**To be done:** Rewrite every line of the entries below as a JSON list of strings, with one string per line and no strings for blank lines.

— START OF Source data —

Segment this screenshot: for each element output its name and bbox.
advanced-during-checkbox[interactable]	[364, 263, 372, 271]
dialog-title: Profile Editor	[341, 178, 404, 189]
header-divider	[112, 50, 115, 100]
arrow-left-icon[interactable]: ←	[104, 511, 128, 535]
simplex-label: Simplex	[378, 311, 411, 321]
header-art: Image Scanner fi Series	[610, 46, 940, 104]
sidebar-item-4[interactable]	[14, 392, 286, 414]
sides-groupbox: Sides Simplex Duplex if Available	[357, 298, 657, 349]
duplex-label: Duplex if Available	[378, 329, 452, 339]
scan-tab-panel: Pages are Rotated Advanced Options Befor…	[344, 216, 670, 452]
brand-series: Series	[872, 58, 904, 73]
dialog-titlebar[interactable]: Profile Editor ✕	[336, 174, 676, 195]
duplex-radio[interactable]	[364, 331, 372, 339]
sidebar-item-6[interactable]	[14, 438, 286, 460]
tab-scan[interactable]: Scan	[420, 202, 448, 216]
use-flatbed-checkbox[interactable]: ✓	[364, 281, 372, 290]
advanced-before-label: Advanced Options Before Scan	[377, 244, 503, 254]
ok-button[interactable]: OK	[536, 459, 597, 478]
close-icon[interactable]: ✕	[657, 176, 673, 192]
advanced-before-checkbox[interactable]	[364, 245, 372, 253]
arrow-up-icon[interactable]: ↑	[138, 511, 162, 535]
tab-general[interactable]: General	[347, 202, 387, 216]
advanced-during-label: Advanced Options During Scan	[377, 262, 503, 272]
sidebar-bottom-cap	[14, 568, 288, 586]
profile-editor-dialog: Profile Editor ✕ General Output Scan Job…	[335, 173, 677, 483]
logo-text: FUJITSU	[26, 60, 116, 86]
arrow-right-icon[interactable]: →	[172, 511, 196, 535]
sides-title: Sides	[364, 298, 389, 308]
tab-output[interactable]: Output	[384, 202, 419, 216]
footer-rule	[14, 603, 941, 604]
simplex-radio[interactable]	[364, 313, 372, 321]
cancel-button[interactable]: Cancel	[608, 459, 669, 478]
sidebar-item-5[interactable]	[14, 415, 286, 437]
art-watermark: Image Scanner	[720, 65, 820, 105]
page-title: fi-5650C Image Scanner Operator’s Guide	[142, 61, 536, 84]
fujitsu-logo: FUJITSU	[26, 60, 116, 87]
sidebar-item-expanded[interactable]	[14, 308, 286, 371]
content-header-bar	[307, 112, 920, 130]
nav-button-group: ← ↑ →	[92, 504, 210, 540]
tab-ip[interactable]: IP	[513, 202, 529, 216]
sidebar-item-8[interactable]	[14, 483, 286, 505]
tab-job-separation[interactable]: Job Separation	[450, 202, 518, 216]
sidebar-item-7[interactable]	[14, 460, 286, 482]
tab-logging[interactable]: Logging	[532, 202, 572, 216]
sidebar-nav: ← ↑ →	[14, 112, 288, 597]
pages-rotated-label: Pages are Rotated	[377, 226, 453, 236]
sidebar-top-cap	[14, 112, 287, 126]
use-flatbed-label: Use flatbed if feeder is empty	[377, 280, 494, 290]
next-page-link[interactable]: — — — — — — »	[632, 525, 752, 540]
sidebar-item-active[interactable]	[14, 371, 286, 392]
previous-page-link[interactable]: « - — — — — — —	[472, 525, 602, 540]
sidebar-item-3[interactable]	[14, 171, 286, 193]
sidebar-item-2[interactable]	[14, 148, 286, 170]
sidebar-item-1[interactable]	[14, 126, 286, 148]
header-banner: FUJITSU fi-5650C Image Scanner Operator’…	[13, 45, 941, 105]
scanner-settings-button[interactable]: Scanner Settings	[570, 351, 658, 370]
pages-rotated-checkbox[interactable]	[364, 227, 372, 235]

— END OF Source data —

**Complete answer:**
[
  "Segment this screenshot: for each element output its name and bbox.",
  "advanced-during-checkbox[interactable]\t[364, 263, 372, 271]",
  "dialog-title: Profile Editor\t[341, 178, 404, 189]",
  "header-divider\t[112, 50, 115, 100]",
  "arrow-left-icon[interactable]: ←\t[104, 511, 128, 535]",
  "simplex-label: Simplex\t[378, 311, 411, 321]",
  "header-art: Image Scanner fi Series\t[610, 46, 940, 104]",
  "sidebar-item-4[interactable]\t[14, 392, 286, 414]",
  "sides-groupbox: Sides Simplex Duplex if Available\t[357, 298, 657, 349]",
  "duplex-label: Duplex if Available\t[378, 329, 452, 339]",
  "scan-tab-panel: Pages are Rotated Advanced Options Befor…\t[344, 216, 670, 452]",
  "brand-series: Series\t[872, 58, 904, 73]",
  "dialog-titlebar[interactable]: Profile Editor ✕\t[336, 174, 676, 195]",
  "duplex-radio[interactable]\t[364, 331, 372, 339]",
  "sidebar-item-6[interactable]\t[14, 438, 286, 460]",
  "tab-scan[interactable]: Scan\t[420, 202, 448, 216]",
  "use-flatbed-checkbox[interactable]: ✓\t[364, 281, 372, 290]",
  "advanced-before-label: Advanced Options Before Scan\t[377, 244, 503, 254]",
  "ok-button[interactable]: OK\t[536, 459, 597, 478]",
  "close-icon[interactable]: ✕\t[657, 176, 673, 192]",
  "advanced-before-checkbox[interactable]\t[364, 245, 372, 253]",
  "arrow-up-icon[interactable]: ↑\t[138, 511, 162, 535]",
  "tab-general[interactable]: General\t[347, 202, 387, 216]",
  "advanced-during-label: Advanced Options During Scan\t[377, 262, 503, 272]",
  "sidebar-bottom-cap\t[14, 568, 288, 586]",
  "profile-editor-dialog: Profile Editor ✕ General Output Scan Job…\t[335, 173, 677, 483]",
  "logo-text: FUJITSU\t[26, 60, 116, 86]",
  "arrow-right-icon[interactable]: →\t[172, 511, 196, 535]",
  "sides-title: Sides\t[364, 298, 389, 308]",
  "tab-output[interactable]: Output\t[384, 202, 419, 216]",
  "footer-rule\t[14, 603, 941, 604]",
  "simplex-radio[interactable]\t[364, 313, 372, 321]",
  "cancel-button[interactable]: Cancel\t[608, 459, 669, 478]",
  "sidebar-item-5[interactable]\t[14, 415, 286, 437]",
  "art-watermark: Image Scanner\t[720, 65, 820, 105]",
  "page-title: fi-5650C Image Scanner Operator’s Guide\t[142, 61, 536, 84]",
  "fujitsu-logo: FUJITSU\t[26, 60, 116, 87]",
  "sidebar-item-expanded[interactable]\t[14, 308, 286, 371]",
  "content-header-bar\t[307, 112, 920, 130]",
  "nav-button-group: ← ↑ →\t[92, 504, 210, 540]",
  "tab-ip[interactable]: IP\t[513, 202, 529, 216]",
  "sidebar-item-8[interactable]\t[14, 483, 286, 505]",
  "tab-job-separation[interactable]: Job Separation\t[450, 202, 518, 216]",
  "sidebar-item-7[interactable]\t[14, 460, 286, 482]",
  "tab-logging[interactable]: Logging\t[532, 202, 572, 216]",
  "sidebar-nav: ← ↑ →\t[14, 112, 288, 597]",
  "pages-rotated-label: Pages are Rotated\t[377, 226, 453, 236]",
  "sidebar-top-cap\t[14, 112, 287, 126]",
  "use-flatbed-label: Use flatbed if feeder is empty\t[377, 280, 494, 290]",
  "next-page-link[interactable]: — — — — — — »\t[632, 525, 752, 540]",
  "sidebar-item-active[interactable]\t[14, 371, 286, 392]",
  "previous-page-link[interactable]: « - — — — — — —\t[472, 525, 602, 540]",
  "sidebar-item-3[interactable]\t[14, 171, 286, 193]",
  "sidebar-item-2[interactable]\t[14, 148, 286, 170]",
  "sidebar-item-1[interactable]\t[14, 126, 286, 148]",
  "header-banner: FUJITSU fi-5650C Image Scanner Operator’…\t[13, 45, 941, 105]",
  "scanner-settings-button[interactable]: Scanner Settings\t[570, 351, 658, 370]",
  "pages-rotated-checkbox[interactable]\t[364, 227, 372, 235]"
]